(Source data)
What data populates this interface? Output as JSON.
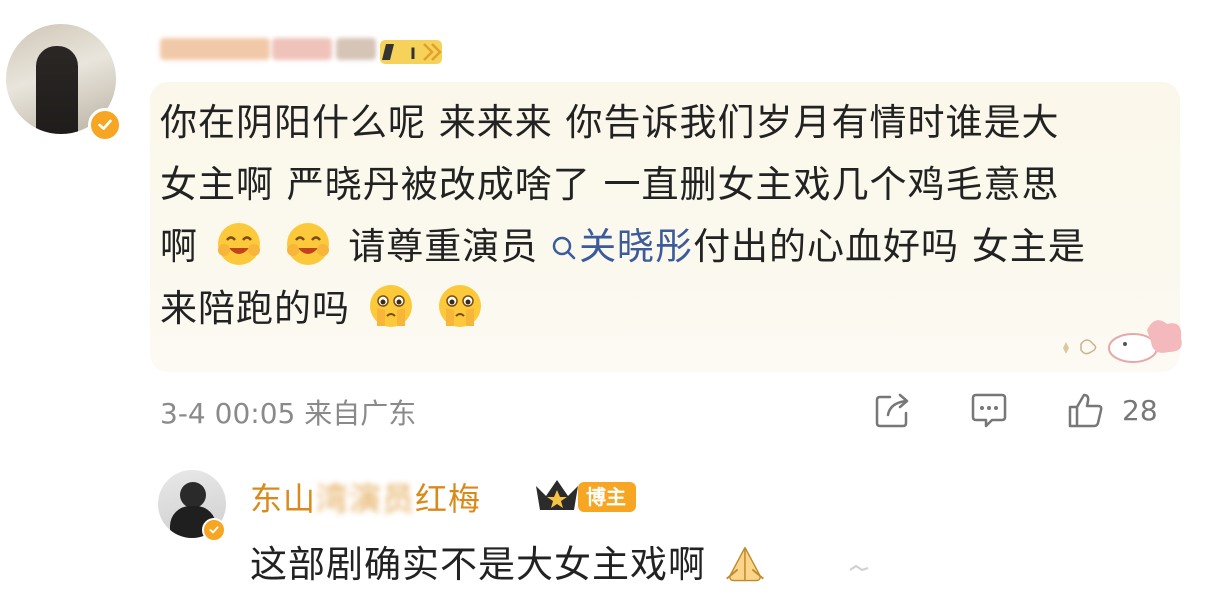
{
  "comment": {
    "author_display": "",
    "line1": "你在阴阳什么呢 来来来 你告诉我们岁月有情时谁是大",
    "line2": "女主啊 严晓丹被改成啥了 一直删女主戏几个鸡毛意思",
    "line3_start": "啊",
    "line3_mid": "请尊重演员",
    "topic": "关晓彤",
    "line3_end": "付出的心血好吗 女主是",
    "line4": "来陪跑的吗",
    "meta": "3-4 00:05 来自广东",
    "like_count": "28",
    "icons": [
      "share-icon",
      "comment-icon",
      "like-icon"
    ]
  },
  "reply": {
    "name_visible_start": "东山",
    "name_blurred": "湾演员",
    "name_visible_end": "红梅",
    "badge": "博主",
    "text": "这部剧确实不是大女主戏啊"
  },
  "colors": {
    "accent_orange": "#f6a623",
    "reply_name": "#d98a1a",
    "topic_link": "#3b5b9a",
    "meta_gray": "#8a8a8a",
    "card_bg": "#fbf7ea"
  }
}
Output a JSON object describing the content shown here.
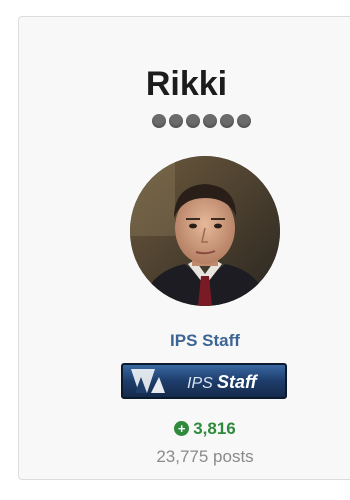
{
  "profile": {
    "name": "Rikki",
    "rank_pips": 6,
    "group_name": "IPS Staff",
    "badge_text_prefix": "IPS",
    "badge_text_suffix": "Staff",
    "reputation": "3,816",
    "posts": "23,775 posts"
  },
  "icons": {
    "rep": "plus-circle-icon",
    "pip": "rank-pip-icon"
  },
  "colors": {
    "group_name": "#3d6594",
    "reputation": "#2f8a3c",
    "posts": "#8a8a8a",
    "badge_bg": "#1e3d6b"
  }
}
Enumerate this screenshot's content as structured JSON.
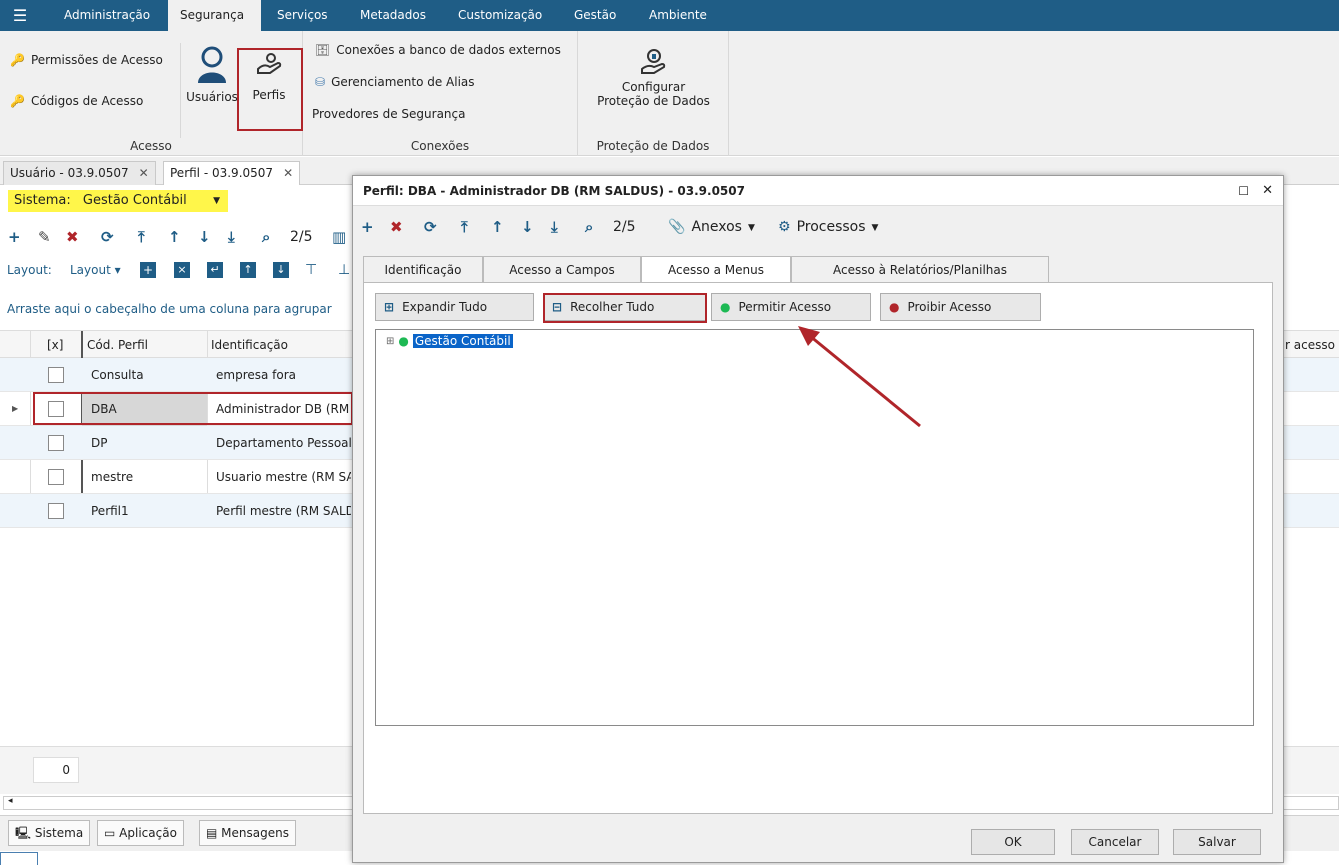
{
  "menu": {
    "tabs": [
      "Administração",
      "Segurança",
      "Serviços",
      "Metadados",
      "Customização",
      "Gestão",
      "Ambiente"
    ],
    "active": "Segurança"
  },
  "ribbon": {
    "acesso": {
      "permissoes": "Permissões de Acesso",
      "codigos": "Códigos de Acesso",
      "usuarios": "Usuários",
      "perfis": "Perfis",
      "title": "Acesso"
    },
    "conexoes": {
      "bd": "Conexões a banco de dados externos",
      "alias": "Gerenciamento de Alias",
      "provedores": "Provedores de Segurança",
      "title": "Conexões"
    },
    "protecao": {
      "configurar_line1": "Configurar",
      "configurar_line2": "Proteção de Dados",
      "title": "Proteção de Dados"
    }
  },
  "doc_tabs": [
    {
      "label": "Usuário - 03.9.0507",
      "close": "✕"
    },
    {
      "label": "Perfil - 03.9.0507",
      "close": "✕"
    }
  ],
  "left": {
    "sistema_label": "Sistema:",
    "sistema_value": "Gestão Contábil",
    "page_indicator": "2/5",
    "layout_label": "Layout:",
    "layout_menu": "Layout",
    "group_hint": "Arraste aqui o cabeçalho de uma coluna para agrupar",
    "columns": {
      "check": "[x]",
      "cod": "Cód. Perfil",
      "ident": "Identificação",
      "extra": "r acesso a"
    },
    "rows": [
      {
        "cod": "Consulta",
        "ident": "empresa fora"
      },
      {
        "cod": "DBA",
        "ident": "Administrador DB (RM SALDUS)"
      },
      {
        "cod": "DP",
        "ident": "Departamento Pessoal"
      },
      {
        "cod": "mestre",
        "ident": "Usuario mestre (RM SALDUS)"
      },
      {
        "cod": "Perfil1",
        "ident": "Perfil mestre (RM SALDUS)"
      }
    ],
    "footer_count": "0"
  },
  "statusbar": {
    "sistema": "Sistema",
    "aplicacao": "Aplicação",
    "mensagens": "Mensagens"
  },
  "dialog": {
    "title": "Perfil: DBA - Administrador DB (RM SALDUS) - 03.9.0507",
    "page_indicator": "2/5",
    "anexos": "Anexos",
    "processos": "Processos",
    "tabs": [
      "Identificação",
      "Acesso a Campos",
      "Acesso a Menus",
      "Acesso à Relatórios/Planilhas"
    ],
    "active_tab": "Acesso a Menus",
    "buttons": {
      "expandir": "Expandir Tudo",
      "recolher": "Recolher Tudo",
      "permitir": "Permitir Acesso",
      "proibir": "Proibir Acesso"
    },
    "tree_root": "Gestão Contábil",
    "footer": {
      "ok": "OK",
      "cancelar": "Cancelar",
      "salvar": "Salvar"
    }
  },
  "colors": {
    "menubar": "#1f5d86",
    "highlight": "#fff64a",
    "red": "#b0252a",
    "selection": "#0a64c8",
    "check_green": "#1db954"
  }
}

● Given problem: Strip the images and reproduce the remaining records precisely.

● Output for this exercise:
What data populates this interface? Output as JSON.
{
  "comment": {
    "author_display": "",
    "line1": "你在阴阳什么呢 来来来 你告诉我们岁月有情时谁是大",
    "line2": "女主啊 严晓丹被改成啥了 一直删女主戏几个鸡毛意思",
    "line3_start": "啊",
    "line3_mid": "请尊重演员",
    "topic": "关晓彤",
    "line3_end": "付出的心血好吗 女主是",
    "line4": "来陪跑的吗",
    "meta": "3-4 00:05 来自广东",
    "like_count": "28",
    "icons": [
      "share-icon",
      "comment-icon",
      "like-icon"
    ]
  },
  "reply": {
    "name_visible_start": "东山",
    "name_blurred": "湾演员",
    "name_visible_end": "红梅",
    "badge": "博主",
    "text": "这部剧确实不是大女主戏啊"
  },
  "colors": {
    "accent_orange": "#f6a623",
    "reply_name": "#d98a1a",
    "topic_link": "#3b5b9a",
    "meta_gray": "#8a8a8a",
    "card_bg": "#fbf7ea"
  }
}
Output a JSON object describing the content shown here.
{
  "profile": {
    "name": "Rikki",
    "rank_pips": 6,
    "group_name": "IPS Staff",
    "badge_text_prefix": "IPS",
    "badge_text_suffix": "Staff",
    "reputation": "3,816",
    "posts": "23,775 posts"
  },
  "icons": {
    "rep": "plus-circle-icon",
    "pip": "rank-pip-icon"
  },
  "colors": {
    "group_name": "#3d6594",
    "reputation": "#2f8a3c",
    "posts": "#8a8a8a",
    "badge_bg": "#1e3d6b"
  }
}
Enumerate this screenshot's content as structured JSON.
{
  "menu": {
    "tabs": [
      "Administração",
      "Segurança",
      "Serviços",
      "Metadados",
      "Customização",
      "Gestão",
      "Ambiente"
    ],
    "active": "Segurança"
  },
  "ribbon": {
    "acesso": {
      "permissoes": "Permissões de Acesso",
      "codigos": "Códigos de Acesso",
      "usuarios": "Usuários",
      "perfis": "Perfis",
      "title": "Acesso"
    },
    "conexoes": {
      "bd": "Conexões a banco de dados externos",
      "alias": "Gerenciamento de Alias",
      "provedores": "Provedores de Segurança",
      "title": "Conexões"
    },
    "protecao": {
      "configurar_line1": "Configurar",
      "configurar_line2": "Proteção de Dados",
      "title": "Proteção de Dados"
    }
  },
  "doc_tabs": [
    {
      "label": "Usuário - 03.9.0507",
      "close": "✕"
    },
    {
      "label": "Perfil - 03.9.0507",
      "close": "✕"
    }
  ],
  "left": {
    "sistema_label": "Sistema:",
    "sistema_value": "Gestão Contábil",
    "page_indicator": "2/5",
    "layout_label": "Layout:",
    "layout_menu": "Layout",
    "group_hint": "Arraste aqui o cabeçalho de uma coluna para agrupar",
    "columns": {
      "check": "[x]",
      "cod": "Cód. Perfil",
      "ident": "Identificação",
      "extra": "r acesso a"
    },
    "rows": [
      {
        "cod": "Consulta",
        "ident": "empresa fora"
      },
      {
        "cod": "DBA",
        "ident": "Administrador DB (RM SALDUS)"
      },
      {
        "cod": "DP",
        "ident": "Departamento Pessoal"
      },
      {
        "cod": "mestre",
        "ident": "Usuario mestre (RM SALDUS)"
      },
      {
        "cod": "Perfil1",
        "ident": "Perfil mestre (RM SALDUS)"
      }
    ],
    "footer_count": "0"
  },
  "statusbar": {
    "sistema": "Sistema",
    "aplicacao": "Aplicação",
    "mensagens": "Mensagens"
  },
  "dialog": {
    "title": "Perfil: DBA - Administrador DB (RM SALDUS) - 03.9.0507",
    "page_indicator": "2/5",
    "anexos": "Anexos",
    "processos": "Processos",
    "tabs": [
      "Identificação",
      "Acesso a Campos",
      "Acesso a Menus",
      "Acesso à Relatórios/Planilhas"
    ],
    "active_tab": "Acesso a Menus",
    "buttons": {
      "expandir": "Expandir Tudo",
      "recolher": "Recolher Tudo",
      "permitir": "Permitir Acesso",
      "proibir": "Proibir Acesso"
    },
    "tree_root": "Gestão Contábil",
    "footer": {
      "ok": "OK",
      "cancelar": "Cancelar",
      "salvar": "Salvar"
    }
  },
  "colors": {
    "menubar": "#1f5d86",
    "highlight": "#fff64a",
    "red": "#b0252a",
    "selection": "#0a64c8",
    "check_green": "#1db954"
  }
}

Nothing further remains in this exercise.